**Direction**.
Repeat each entry exactly and drop the pictures.

[Extracted data entries]
----------
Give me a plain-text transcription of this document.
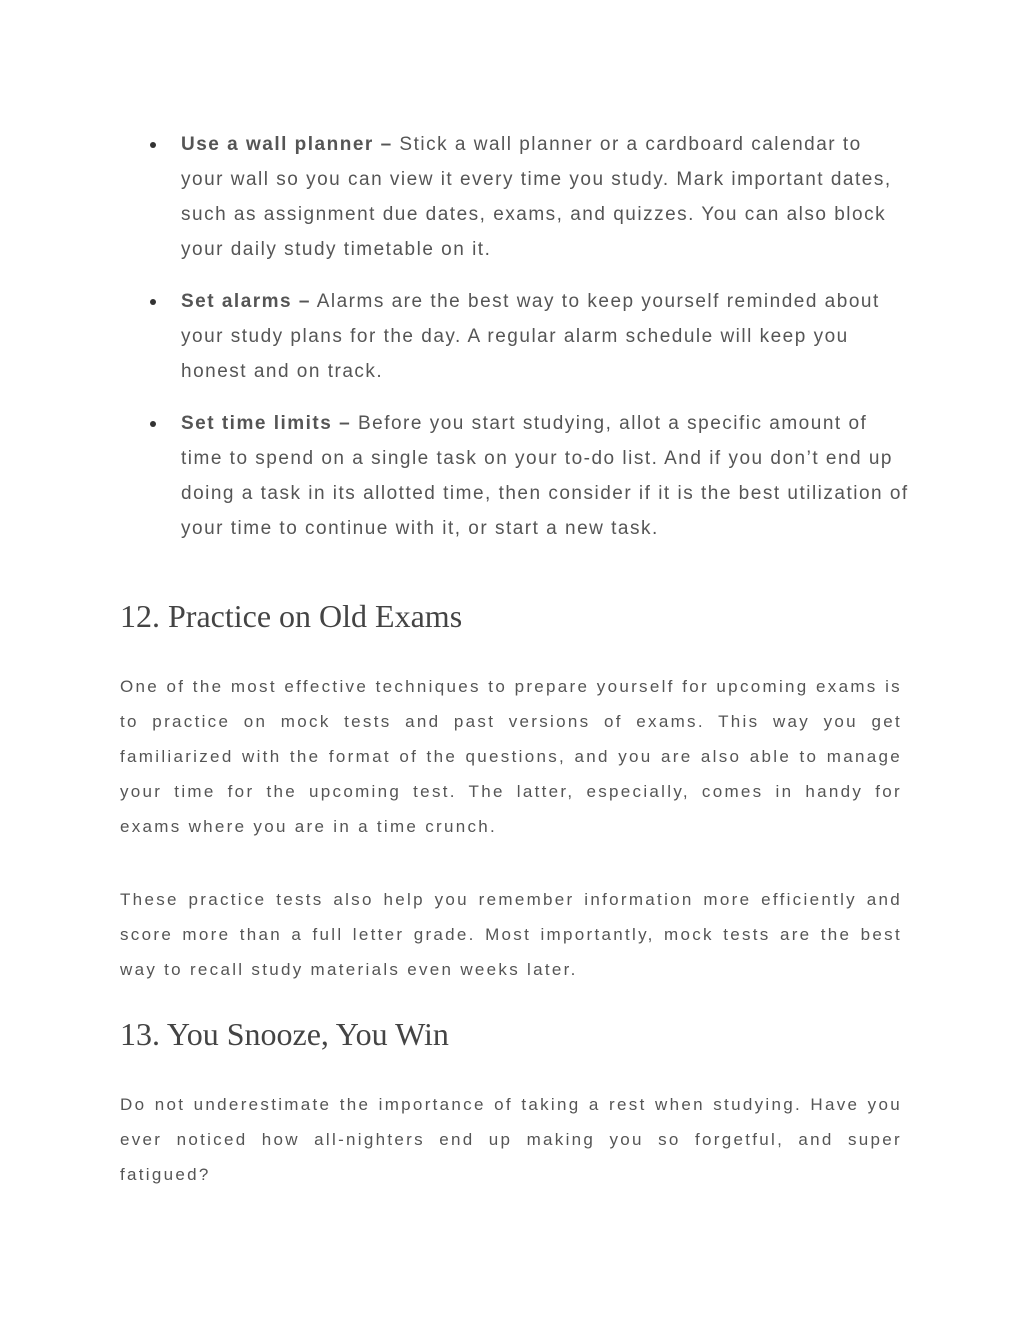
Use a wall planner – Stick a wall planner or a cardboard calendar to your wall so you can view it every time you study. Mark important dates, such as assignment due dates, exams, and quizzes. You can also block your daily study timetable on it.
Set alarms – Alarms are the best way to keep yourself reminded about your study plans for the day. A regular alarm schedule will keep you honest and on track.
Set time limits – Before you start studying, allot a specific amount of time to spend on a single task on your to-do list. And if you don’t end up doing a task in its allotted time, then consider if it is the best utilization of your time to continue with it, or start a new task.
12. Practice on Old Exams

One of the most effective techniques to prepare yourself for upcoming exams is to practice on mock tests and past versions of exams. This way you get familiarized with the format of the questions, and you are also able to manage your time for the upcoming test. The latter, especially, comes in handy for exams where you are in a time crunch.

These practice tests also help you remember information more efficiently and score more than a full letter grade. Most importantly, mock tests are the best way to recall study materials even weeks later.

13. You Snooze, You Win

Do not underestimate the importance of taking a rest when studying. Have you ever noticed how all-nighters end up making you so forgetful, and super fatigued?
----------
**Written answer**.
Give me a plain-text transcription of this document.
Use a wall planner – Stick a wall planner or a cardboard calendar to your wall so you can view it every time you study. Mark important dates, such as assignment due dates, exams, and quizzes. You can also block your daily study timetable on it.
Set alarms – Alarms are the best way to keep yourself reminded about your study plans for the day. A regular alarm schedule will keep you honest and on track.
Set time limits – Before you start studying, allot a specific amount of time to spend on a single task on your to-do list. And if you don’t end up doing a task in its allotted time, then consider if it is the best utilization of your time to continue with it, or start a new task.
12. Practice on Old Exams

One of the most effective techniques to prepare yourself for upcoming exams is to practice on mock tests and past versions of exams. This way you get familiarized with the format of the questions, and you are also able to manage your time for the upcoming test. The latter, especially, comes in handy for exams where you are in a time crunch.

These practice tests also help you remember information more efficiently and score more than a full letter grade. Most importantly, mock tests are the best way to recall study materials even weeks later.

13. You Snooze, You Win

Do not underestimate the importance of taking a rest when studying. Have you ever noticed how all-nighters end up making you so forgetful, and super fatigued?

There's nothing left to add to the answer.